WORK REQUIRED: Using the material below, copy every line where "phân" appears.

[Entries from a dataset]
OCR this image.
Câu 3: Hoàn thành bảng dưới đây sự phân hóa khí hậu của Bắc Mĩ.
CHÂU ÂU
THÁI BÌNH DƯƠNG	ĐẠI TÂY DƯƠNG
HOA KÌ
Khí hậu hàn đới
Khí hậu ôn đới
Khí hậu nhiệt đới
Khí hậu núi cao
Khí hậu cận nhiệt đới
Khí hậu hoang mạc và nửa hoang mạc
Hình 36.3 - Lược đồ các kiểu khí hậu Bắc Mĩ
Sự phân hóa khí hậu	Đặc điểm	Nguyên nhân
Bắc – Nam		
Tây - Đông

EXERCISE SOLUTION:
Câu 3: Hoàn thành bảng dưới đây sự phân hóa khí hậu của Bắc Mĩ.
Sự phân hóa khí hậu	Đặc điểm	Nguyên nhân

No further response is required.